#### Exercise prompt
Wherever a picture appears in the listing, leave it out, and copy the rest exactly.
.....
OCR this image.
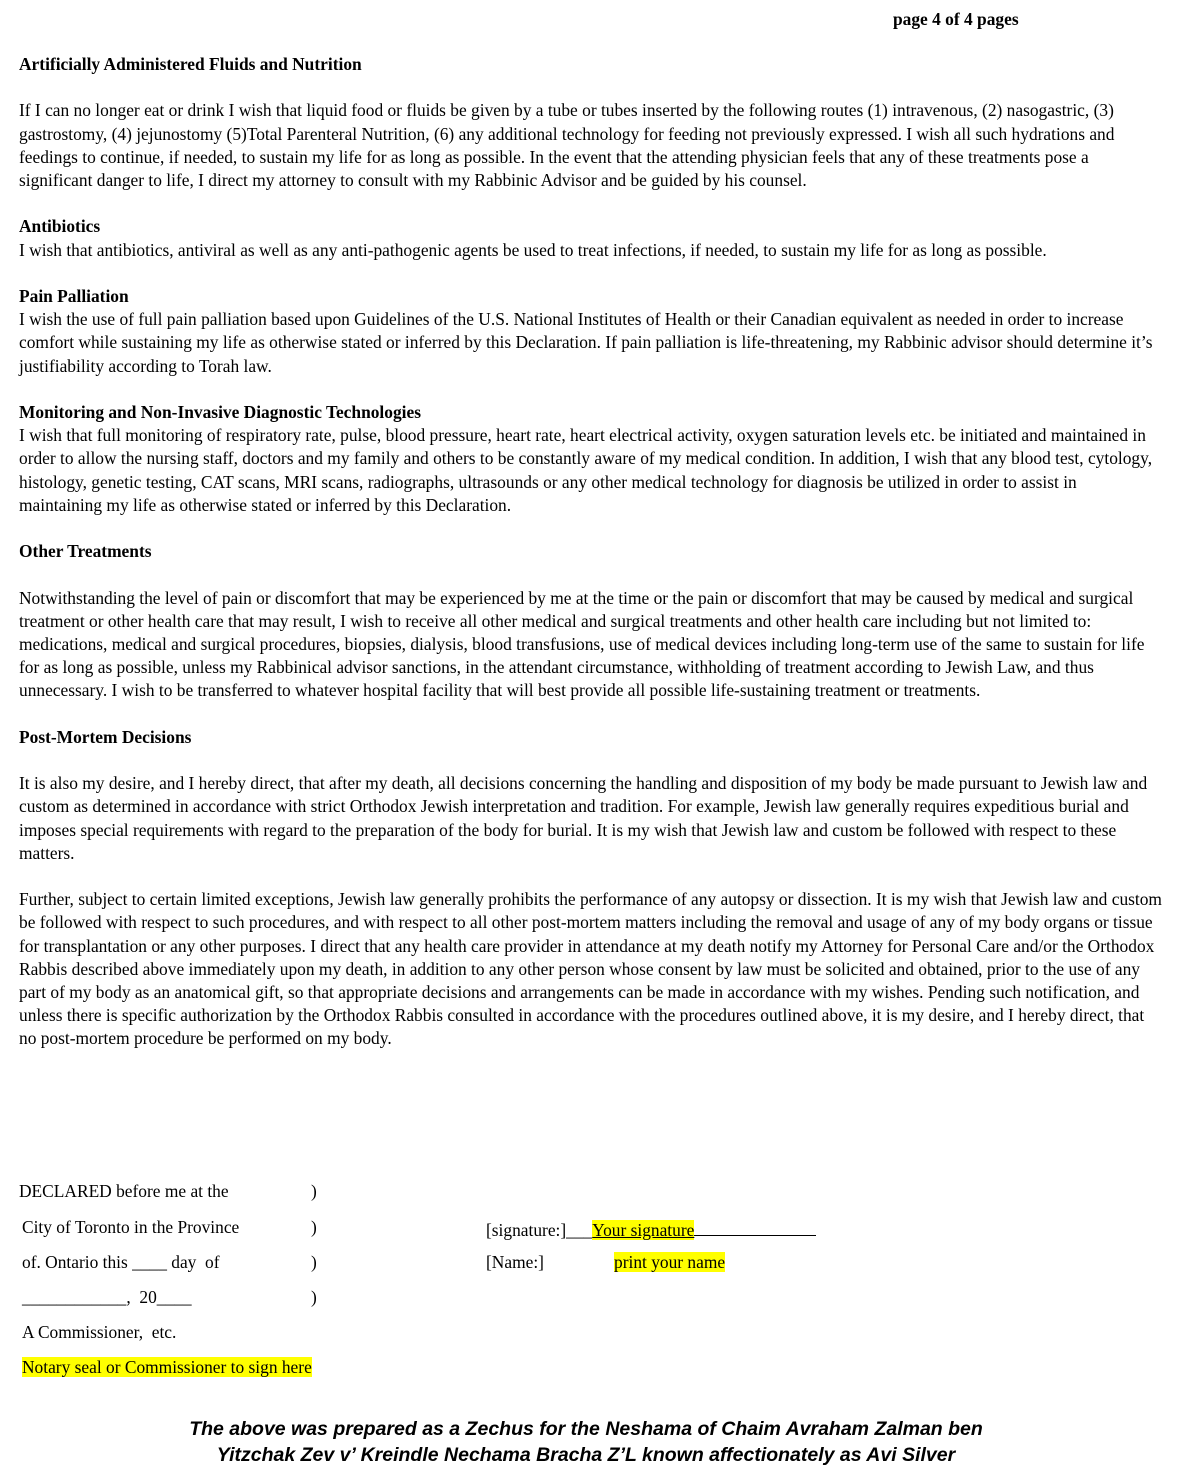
page 4 of 4 pages
Artificially Administered Fluids and Nutrition

If I can no longer eat or drink I wish that liquid food or fluids be given by a tube or tubes inserted by the following routes (1) intravenous, (2) nasogastric, (3) gastrostomy, (4) jejunostomy (5)Total Parenteral Nutrition, (6) any additional technology for feeding not previously expressed. I wish all such hydrations and feedings to continue, if needed, to sustain my life for as long as possible. In the event that the attending physician feels that any of these treatments pose a significant danger to life, I direct my attorney to consult with my Rabbinic Advisor and be guided by his counsel.

Antibiotics

I wish that antibiotics, antiviral as well as any anti-pathogenic agents be used to treat infections, if needed, to sustain my life for as long as possible.

Pain Palliation

I wish the use of full pain palliation based upon Guidelines of the U.S. National Institutes of Health or their Canadian equivalent as needed in order to increase comfort while sustaining my life as otherwise stated or inferred by this Declaration. If pain palliation is life-threatening, my Rabbinic advisor should determine it’s justifiability according to Torah law.

Monitoring and Non-Invasive Diagnostic Technologies

I wish that full monitoring of respiratory rate, pulse, blood pressure, heart rate, heart electrical activity, oxygen saturation levels etc. be initiated and maintained in order to allow the nursing staff, doctors and my family and others to be constantly aware of my medical condition. In addition, I wish that any blood test, cytology, histology, genetic testing, CAT scans, MRI scans, radiographs, ultrasounds or any other medical technology for diagnosis be utilized in order to assist in maintaining my life as otherwise stated or inferred by this Declaration.

Other Treatments

Notwithstanding the level of pain or discomfort that may be experienced by me at the time or the pain or discomfort that may be caused by medical and surgical treatment or other health care that may result, I wish to receive all other medical and surgical treatments and other health care including but not limited to: medications, medical and surgical procedures, biopsies, dialysis, blood transfusions, use of medical devices including long-term use of the same to sustain for life for as long as possible, unless my Rabbinical advisor sanctions, in the attendant circumstance, withholding of treatment according to Jewish Law, and thus unnecessary. I wish to be transferred to whatever hospital facility that will best provide all possible life-sustaining treatment or treatments.

Post-Mortem Decisions

It is also my desire, and I hereby direct, that after my death, all decisions concerning the handling and disposition of my body be made pursuant to Jewish law and custom as determined in accordance with strict Orthodox Jewish interpretation and tradition. For example, Jewish law generally requires expeditious burial and imposes special requirements with regard to the preparation of the body for burial. It is my wish that Jewish law and custom be followed with respect to these matters.

Further, subject to certain limited exceptions, Jewish law generally prohibits the performance of any autopsy or dissection. It is my wish that Jewish law and custom be followed with respect to such procedures, and with respect to all other post-mortem matters including the removal and usage of any of my body organs or tissue for transplantation or any other purposes. I direct that any health care provider in attendance at my death notify my Attorney for Personal Care and/or the Orthodox Rabbis described above immediately upon my death, in addition to any other person whose consent by law must be solicited and obtained, prior to the use of any part of my body as an anatomical gift, so that appropriate decisions and arrangements can be made in accordance with my wishes. Pending such notification, and unless there is specific authorization by the Orthodox Rabbis consulted in accordance with the procedures outlined above, it is my desire, and I hereby direct, that no post-mortem procedure be performed on my body.

DECLARED before me at the
City of Toronto in the Province
of. Ontario this ____ day  of
____________,  20____
)
)
)
)
A Commissioner,  etc.
Notary seal or Commissioner to sign here
[signature:]___Your signature
[Name:]	print your name
The above was prepared as a Zechus for the Neshama of Chaim Avraham Zalman ben
Yitzchak Zev v’ Kreindle Nechama Bracha Z’L known affectionately as Avi Silver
.....
#### Response below
OCR this image.
page 4 of 4 pages
Artificially Administered Fluids and Nutrition

If I can no longer eat or drink I wish that liquid food or fluids be given by a tube or tubes inserted by the following routes (1) intravenous, (2) nasogastric, (3) gastrostomy, (4) jejunostomy (5)Total Parenteral Nutrition, (6) any additional technology for feeding not previously expressed. I wish all such hydrations and feedings to continue, if needed, to sustain my life for as long as possible. In the event that the attending physician feels that any of these treatments pose a significant danger to life, I direct my attorney to consult with my Rabbinic Advisor and be guided by his counsel.

Antibiotics

I wish that antibiotics, antiviral as well as any anti-pathogenic agents be used to treat infections, if needed, to sustain my life for as long as possible.

Pain Palliation

I wish the use of full pain palliation based upon Guidelines of the U.S. National Institutes of Health or their Canadian equivalent as needed in order to increase comfort while sustaining my life as otherwise stated or inferred by this Declaration. If pain palliation is life-threatening, my Rabbinic advisor should determine it’s justifiability according to Torah law.

Monitoring and Non-Invasive Diagnostic Technologies

I wish that full monitoring of respiratory rate, pulse, blood pressure, heart rate, heart electrical activity, oxygen saturation levels etc. be initiated and maintained in order to allow the nursing staff, doctors and my family and others to be constantly aware of my medical condition. In addition, I wish that any blood test, cytology, histology, genetic testing, CAT scans, MRI scans, radiographs, ultrasounds or any other medical technology for diagnosis be utilized in order to assist in maintaining my life as otherwise stated or inferred by this Declaration.

Other Treatments

Notwithstanding the level of pain or discomfort that may be experienced by me at the time or the pain or discomfort that may be caused by medical and surgical treatment or other health care that may result, I wish to receive all other medical and surgical treatments and other health care including but not limited to: medications, medical and surgical procedures, biopsies, dialysis, blood transfusions, use of medical devices including long-term use of the same to sustain for life for as long as possible, unless my Rabbinical advisor sanctions, in the attendant circumstance, withholding of treatment according to Jewish Law, and thus unnecessary. I wish to be transferred to whatever hospital facility that will best provide all possible life-sustaining treatment or treatments.

Post-Mortem Decisions

It is also my desire, and I hereby direct, that after my death, all decisions concerning the handling and disposition of my body be made pursuant to Jewish law and custom as determined in accordance with strict Orthodox Jewish interpretation and tradition. For example, Jewish law generally requires expeditious burial and imposes special requirements with regard to the preparation of the body for burial. It is my wish that Jewish law and custom be followed with respect to these matters.

Further, subject to certain limited exceptions, Jewish law generally prohibits the performance of any autopsy or dissection. It is my wish that Jewish law and custom be followed with respect to such procedures, and with respect to all other post-mortem matters including the removal and usage of any of my body organs or tissue for transplantation or any other purposes. I direct that any health care provider in attendance at my death notify my Attorney for Personal Care and/or the Orthodox Rabbis described above immediately upon my death, in addition to any other person whose consent by law must be solicited and obtained, prior to the use of any part of my body as an anatomical gift, so that appropriate decisions and arrangements can be made in accordance with my wishes. Pending such notification, and unless there is specific authorization by the Orthodox Rabbis consulted in accordance with the procedures outlined above, it is my desire, and I hereby direct, that no post-mortem procedure be performed on my body.

DECLARED before me at the
City of Toronto in the Province
of. Ontario this ____ day  of
____________,  20____
)
)
)
)
A Commissioner,  etc.
Notary seal or Commissioner to sign here
[signature:]___Your signature
[Name:]	print your name
The above was prepared as a Zechus for the Neshama of Chaim Avraham Zalman ben
Yitzchak Zev v’ Kreindle Nechama Bracha Z’L known affectionately as Avi Silver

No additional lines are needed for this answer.